The graphs below show the change in thickness of the land-based glaciers overthe past 5 years, and the rise in sea level attributed to their melting. In this section we consider how to measure a rate of change.

graphs of change in glacier thickness and resulting rise in sea level

Subsection 1.4.1 Rate of Change

The equation we use to describe a linear model, $y = mx + b\text{,}$ gives the starting value $b$ of the variable $y$ and the rate $m$ at which $y$ changes. Now we will look more closely at rates and how they appear on the graph of the model. First, let’s review the notion of a ratio used as a rate. You are already familiar with several types of rates.

Definition 1.4.1. Rate.

A rate is a type of ratio that compares two quantities with different units.

Checkpoint 1.4.2. QuickCheck 1.

A ratio that compares two quantities with different units is called a .

In the examples below, notice that each rate has units of the form $\dfrac{\text{something}}{\text{something else}} \text{,}$ which we read as "something per something else."

Example 1.4.3.

Caryn bought 7 used paperback novels for a total of $2.45. Use a ratio to calculate the price per book. $~\alert{\text{[TK]}}$

Solution.

\begin{equation*} \frac{\text{total cost in dollars}}{\text{number of books}} = \frac{2.45 \text{ dollars}}{7 \text{ books}} = 0.35 \text{ dollars/book} \end{equation*}

The novels were priced at a rate of $0.35 per book.

Checkpoint 1.4.4. Practice 1.

Delbert biked 34 miles in 5 hours. Use a ratio to calculate his average speed.

\begin{equation*} \frac{\text{distance in miles}}{\text{time in hours}}= \hphantom{"Delbert speed"} \end{equation*}

Delbert biked at a rate of .

Answer.

6.8 miles per hour

The rate you calculated in Practice 1, Delbert’s average speed, actually compares the change in two variables, his distance from his starting point, and the time elapsed. This type of rate appears often in linear models.

Definition 1.4.5. Rate of Change.

A rate of change is a special kind of ratio that compares the change in two quantities or variables.

In the next Example we calculate speed as a rate of change, and we introduce a new notation, $\blert{\Delta}\text{,}$ to help with the calculation.

Example 1.4.6.

Gregor is driving across Montana. At 1 pm his trip odometer reads 189 miles, and at 4 pm it reads 360 miles. Calculate Gregor’s average speed as a rate of change.

Solution.

- DATA SHOWN:
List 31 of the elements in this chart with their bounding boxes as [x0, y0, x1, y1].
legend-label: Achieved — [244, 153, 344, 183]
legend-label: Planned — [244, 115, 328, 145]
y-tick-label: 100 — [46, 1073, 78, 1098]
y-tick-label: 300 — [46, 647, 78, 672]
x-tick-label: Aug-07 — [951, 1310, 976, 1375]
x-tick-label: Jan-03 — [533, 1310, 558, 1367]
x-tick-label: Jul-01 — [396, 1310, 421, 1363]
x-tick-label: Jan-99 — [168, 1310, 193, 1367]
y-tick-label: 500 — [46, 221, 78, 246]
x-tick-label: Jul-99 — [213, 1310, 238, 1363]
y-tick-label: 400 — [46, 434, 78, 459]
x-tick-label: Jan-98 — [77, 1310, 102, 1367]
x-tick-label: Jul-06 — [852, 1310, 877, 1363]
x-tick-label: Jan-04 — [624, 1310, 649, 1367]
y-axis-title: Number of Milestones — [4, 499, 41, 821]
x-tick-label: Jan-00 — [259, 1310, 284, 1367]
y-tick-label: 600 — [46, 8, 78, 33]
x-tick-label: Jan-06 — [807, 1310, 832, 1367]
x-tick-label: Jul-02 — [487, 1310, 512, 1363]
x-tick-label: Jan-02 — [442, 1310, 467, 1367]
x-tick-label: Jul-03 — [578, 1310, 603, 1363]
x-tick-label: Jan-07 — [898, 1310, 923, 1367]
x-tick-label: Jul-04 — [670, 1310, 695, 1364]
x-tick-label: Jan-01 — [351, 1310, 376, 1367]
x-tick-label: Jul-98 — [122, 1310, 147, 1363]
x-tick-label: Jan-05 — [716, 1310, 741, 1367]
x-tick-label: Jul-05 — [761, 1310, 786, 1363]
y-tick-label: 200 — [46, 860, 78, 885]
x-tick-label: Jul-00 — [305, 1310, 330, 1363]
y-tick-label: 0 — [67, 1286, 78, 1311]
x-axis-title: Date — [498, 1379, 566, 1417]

- DIRECTIONS:
1 > In the rate-of-change excerpt, how is a rate of change defined?
2 > Extract the stretch of the rate-of-change excerpt from "Gregor is driving" through "as a rate of change.".
3 > Summarize the rate-of-change excerpt in two sentences.
The records are separate material, apart from the rate-of-change excerpt.

- ANSWERS BELOW:
1 > A rate of change is a special kind of ratio that compares the change in two quantities or variables.

2 >
Gregor is driving across Montana. At 1 pm his trip odometer reads 189 miles, and at 4 pm it reads 360 miles. Calculate Gregor’s average speed as a rate of change.

3 > The rate-of-change excerpt defines a rate as a ratio that compares two quantities with different units, illustrating it with a price per book and an average biking speed. It then defines a rate of change as a ratio comparing the change in two quantities or variables and introduces the Δ notation to help calculate speed as a rate of change.